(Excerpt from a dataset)

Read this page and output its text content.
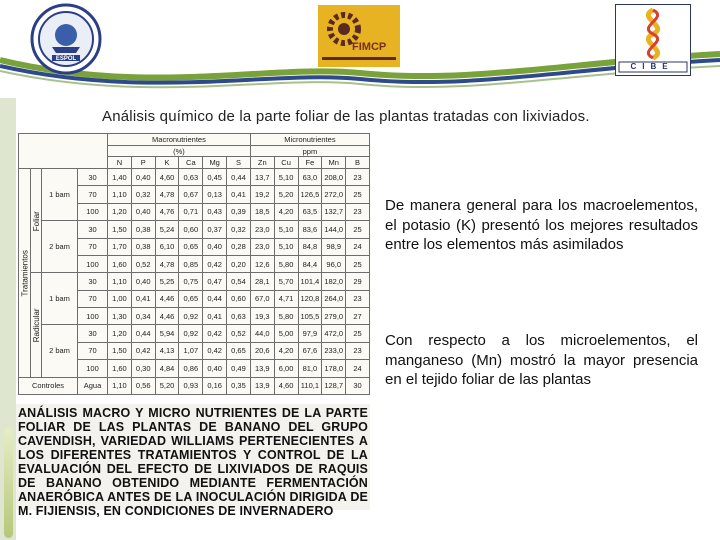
ESPOL
FIMCP
CIBE
Análisis químico de la parte foliar de las plantas tratadas con lixiviados.
				Macronutrientes						Micronutrientes				
				(%)						ppm				
				N	P	K	Ca	Mg	S	Zn	Cu	Fe	Mn	B
Tratamientos	Foliar	1 bam	30	1,40	0,40	4,60	0,63	0,45	0,44	13,7	5,10	63,0	208,0	23
			70	1,10	0,32	4,78	0,67	0,13	0,41	19,2	5,20	126,5	272,0	25
			100	1,20	0,40	4,76	0,71	0,43	0,39	18,5	4,20	63,5	132,7	23
		2 bam	30	1,50	0,38	5,24	0,60	0,37	0,32	23,0	5,10	83,6	144,0	25
			70	1,70	0,38	6,10	0,65	0,40	0,28	23,0	5,10	84,8	98,9	24
			100	1,60	0,52	4,78	0,85	0,42	0,20	12,6	5,80	84,4	96,0	25
	Radicular	1 bam	30	1,10	0,40	5,25	0,75	0,47	0,54	28,1	5,70	101,4	182,0	29
			70	1,00	0,41	4,46	0,65	0,44	0,60	67,0	4,71	120,8	264,0	23
			100	1,30	0,34	4,46	0,92	0,41	0,63	19,3	5,80	105,5	279,0	27
		2 bam	30	1,20	0,44	5,94	0,92	0,42	0,52	44,0	5,00	97,9	472,0	25
			70	1,50	0,42	4,13	1,07	0,42	0,65	20,6	4,20	67,6	233,0	23
			100	1,60	0,30	4,84	0,86	0,40	0,49	13,9	6,00	81,0	178,0	24
Controles			Agua	1,10	0,56	5,20	0,93	0,16	0,35	13,9	4,60	110,1	128,7	30
ANÁLISIS MACRO Y MICRO NUTRIENTES DE LA PARTE FOLIAR DE LAS PLANTAS DE BANANO DEL GRUPO CAVENDISH, VARIEDAD WILLIAMS PERTENECIENTES A LOS DIFERENTES TRATAMIENTOS Y CONTROL DE LA EVALUACIÓN DEL EFECTO DE LIXIVIADOS DE RAQUIS DE BANANO OBTENIDO MEDIANTE FERMENTACIÓN ANAERÓBICA ANTES DE LA INOCULACIÓN DIRIGIDA DE M. FIJIENSIS, EN CONDICIONES DE INVERNADERO
De manera general para los macroelementos, el potasio (K) presentó los mejores resultados entre los elementos más asimilados
Con respecto a los microelementos, el manganeso (Mn) mostró la mayor presencia en el tejido foliar de las plantas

- [INSTRUCTIONS FOR THE TASK] Take the listing above and print it exactly, apart from the pictures.

- [CORRECT RESPONSE]
Read this page and output its text content.
ESPOL
FIMCP
CIBE
Análisis químico de la parte foliar de las plantas tratadas con lixiviados.
				Macronutrientes						Micronutrientes				
				(%)						ppm				
				N	P	K	Ca	Mg	S	Zn	Cu	Fe	Mn	B
Tratamientos	Foliar	1 bam	30	1,40	0,40	4,60	0,63	0,45	0,44	13,7	5,10	63,0	208,0	23
			70	1,10	0,32	4,78	0,67	0,13	0,41	19,2	5,20	126,5	272,0	25
			100	1,20	0,40	4,76	0,71	0,43	0,39	18,5	4,20	63,5	132,7	23
		2 bam	30	1,50	0,38	5,24	0,60	0,37	0,32	23,0	5,10	83,6	144,0	25
			70	1,70	0,38	6,10	0,65	0,40	0,28	23,0	5,10	84,8	98,9	24
			100	1,60	0,52	4,78	0,85	0,42	0,20	12,6	5,80	84,4	96,0	25
	Radicular	1 bam	30	1,10	0,40	5,25	0,75	0,47	0,54	28,1	5,70	101,4	182,0	29
			70	1,00	0,41	4,46	0,65	0,44	0,60	67,0	4,71	120,8	264,0	23
			100	1,30	0,34	4,46	0,92	0,41	0,63	19,3	5,80	105,5	279,0	27
		2 bam	30	1,20	0,44	5,94	0,92	0,42	0,52	44,0	5,00	97,9	472,0	25
			70	1,50	0,42	4,13	1,07	0,42	0,65	20,6	4,20	67,6	233,0	23
			100	1,60	0,30	4,84	0,86	0,40	0,49	13,9	6,00	81,0	178,0	24
Controles			Agua	1,10	0,56	5,20	0,93	0,16	0,35	13,9	4,60	110,1	128,7	30
ANÁLISIS MACRO Y MICRO NUTRIENTES DE LA PARTE FOLIAR DE LAS PLANTAS DE BANANO DEL GRUPO CAVENDISH, VARIEDAD WILLIAMS PERTENECIENTES A LOS DIFERENTES TRATAMIENTOS Y CONTROL DE LA EVALUACIÓN DEL EFECTO DE LIXIVIADOS DE RAQUIS DE BANANO OBTENIDO MEDIANTE FERMENTACIÓN ANAERÓBICA ANTES DE LA INOCULACIÓN DIRIGIDA DE M. FIJIENSIS, EN CONDICIONES DE INVERNADERO
De manera general para los macroelementos, el potasio (K) presentó los mejores resultados entre los elementos más asimilados
Con respecto a los microelementos, el manganeso (Mn) mostró la mayor presencia en el tejido foliar de las plantas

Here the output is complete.